## [Work to complete]
The listing below should be copied in full, word for word.

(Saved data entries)
<<<<

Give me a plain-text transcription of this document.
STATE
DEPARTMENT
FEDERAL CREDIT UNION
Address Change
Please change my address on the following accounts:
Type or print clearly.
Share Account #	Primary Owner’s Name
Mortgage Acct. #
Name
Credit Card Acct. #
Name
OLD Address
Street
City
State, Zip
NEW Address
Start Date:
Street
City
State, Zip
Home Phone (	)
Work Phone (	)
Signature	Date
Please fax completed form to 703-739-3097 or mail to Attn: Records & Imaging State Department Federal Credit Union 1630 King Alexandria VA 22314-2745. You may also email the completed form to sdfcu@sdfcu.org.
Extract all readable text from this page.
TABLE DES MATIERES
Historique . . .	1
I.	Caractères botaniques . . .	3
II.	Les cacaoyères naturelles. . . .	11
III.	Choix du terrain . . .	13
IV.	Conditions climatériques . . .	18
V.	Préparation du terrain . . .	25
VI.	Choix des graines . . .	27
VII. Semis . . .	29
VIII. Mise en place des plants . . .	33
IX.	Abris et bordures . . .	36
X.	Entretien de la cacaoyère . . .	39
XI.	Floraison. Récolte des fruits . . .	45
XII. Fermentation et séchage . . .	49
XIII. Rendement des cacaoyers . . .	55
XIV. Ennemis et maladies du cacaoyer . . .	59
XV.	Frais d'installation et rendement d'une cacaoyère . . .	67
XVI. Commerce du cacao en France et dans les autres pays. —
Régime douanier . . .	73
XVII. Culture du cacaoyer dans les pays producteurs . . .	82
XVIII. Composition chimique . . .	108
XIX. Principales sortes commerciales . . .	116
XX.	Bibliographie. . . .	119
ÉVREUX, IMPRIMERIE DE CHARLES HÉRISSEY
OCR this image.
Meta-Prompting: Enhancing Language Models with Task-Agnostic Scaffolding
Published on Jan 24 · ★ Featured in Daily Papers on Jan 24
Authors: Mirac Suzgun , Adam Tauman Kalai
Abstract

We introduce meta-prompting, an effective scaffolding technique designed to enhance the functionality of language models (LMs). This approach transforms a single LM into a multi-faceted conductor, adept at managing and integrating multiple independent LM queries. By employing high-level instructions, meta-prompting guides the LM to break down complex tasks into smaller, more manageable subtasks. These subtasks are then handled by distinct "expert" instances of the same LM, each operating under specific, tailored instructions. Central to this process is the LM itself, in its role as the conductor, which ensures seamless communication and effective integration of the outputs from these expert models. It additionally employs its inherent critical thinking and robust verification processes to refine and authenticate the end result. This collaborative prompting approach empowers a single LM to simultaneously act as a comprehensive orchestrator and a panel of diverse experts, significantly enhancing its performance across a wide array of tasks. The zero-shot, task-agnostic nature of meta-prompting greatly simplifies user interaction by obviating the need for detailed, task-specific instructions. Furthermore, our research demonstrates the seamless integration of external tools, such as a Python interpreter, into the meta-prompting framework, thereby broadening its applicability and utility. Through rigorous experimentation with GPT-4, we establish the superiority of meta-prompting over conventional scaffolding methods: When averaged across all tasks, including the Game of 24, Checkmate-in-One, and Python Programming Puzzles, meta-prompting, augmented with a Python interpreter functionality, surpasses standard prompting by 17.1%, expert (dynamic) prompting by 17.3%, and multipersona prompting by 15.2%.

>>>>

## [Response for this exercise]
Give me a plain-text transcription of this document.
STATE
DEPARTMENT
FEDERAL CREDIT UNION
Address Change
Please change my address on the following accounts:
Type or print clearly.
Share Account #	Primary Owner’s Name
Mortgage Acct. #
Name
Credit Card Acct. #
Name
OLD Address
Street
City
State, Zip
NEW Address
Start Date:
Street
City
State, Zip
Home Phone (	)
Work Phone (	)
Signature	Date
Please fax completed form to 703-739-3097 or mail to Attn: Records & Imaging State Department Federal Credit Union 1630 King Alexandria VA 22314-2745. You may also email the completed form to sdfcu@sdfcu.org.
Extract all readable text from this page.
TABLE DES MATIERES
Historique . . .	1
I.	Caractères botaniques . . .	3
II.	Les cacaoyères naturelles. . . .	11
III.	Choix du terrain . . .	13
IV.	Conditions climatériques . . .	18
V.	Préparation du terrain . . .	25
VI.	Choix des graines . . .	27
VII. Semis . . .	29
VIII. Mise en place des plants . . .	33
IX.	Abris et bordures . . .	36
X.	Entretien de la cacaoyère . . .	39
XI.	Floraison. Récolte des fruits . . .	45
XII. Fermentation et séchage . . .	49
XIII. Rendement des cacaoyers . . .	55
XIV. Ennemis et maladies du cacaoyer . . .	59
XV.	Frais d'installation et rendement d'une cacaoyère . . .	67
XVI. Commerce du cacao en France et dans les autres pays. —
Régime douanier . . .	73
XVII. Culture du cacaoyer dans les pays producteurs . . .	82
XVIII. Composition chimique . . .	108
XIX. Principales sortes commerciales . . .	116
XX.	Bibliographie. . . .	119
ÉVREUX, IMPRIMERIE DE CHARLES HÉRISSEY
OCR this image.
Meta-Prompting: Enhancing Language Models with Task-Agnostic Scaffolding
Published on Jan 24 · ★ Featured in Daily Papers on Jan 24
Authors: Mirac Suzgun , Adam Tauman Kalai
Abstract

We introduce meta-prompting, an effective scaffolding technique designed to enhance the functionality of language models (LMs). This approach transforms a single LM into a multi-faceted conductor, adept at managing and integrating multiple independent LM queries. By employing high-level instructions, meta-prompting guides the LM to break down complex tasks into smaller, more manageable subtasks. These subtasks are then handled by distinct "expert" instances of the same LM, each operating under specific, tailored instructions. Central to this process is the LM itself, in its role as the conductor, which ensures seamless communication and effective integration of the outputs from these expert models. It additionally employs its inherent critical thinking and robust verification processes to refine and authenticate the end result. This collaborative prompting approach empowers a single LM to simultaneously act as a comprehensive orchestrator and a panel of diverse experts, significantly enhancing its performance across a wide array of tasks. The zero-shot, task-agnostic nature of meta-prompting greatly simplifies user interaction by obviating the need for detailed, task-specific instructions. Furthermore, our research demonstrates the seamless integration of external tools, such as a Python interpreter, into the meta-prompting framework, thereby broadening its applicability and utility. Through rigorous experimentation with GPT-4, we establish the superiority of meta-prompting over conventional scaffolding methods: When averaged across all tasks, including the Game of 24, Checkmate-in-One, and Python Programming Puzzles, meta-prompting, augmented with a Python interpreter functionality, surpasses standard prompting by 17.1%, expert (dynamic) prompting by 17.3%, and multipersona prompting by 15.2%.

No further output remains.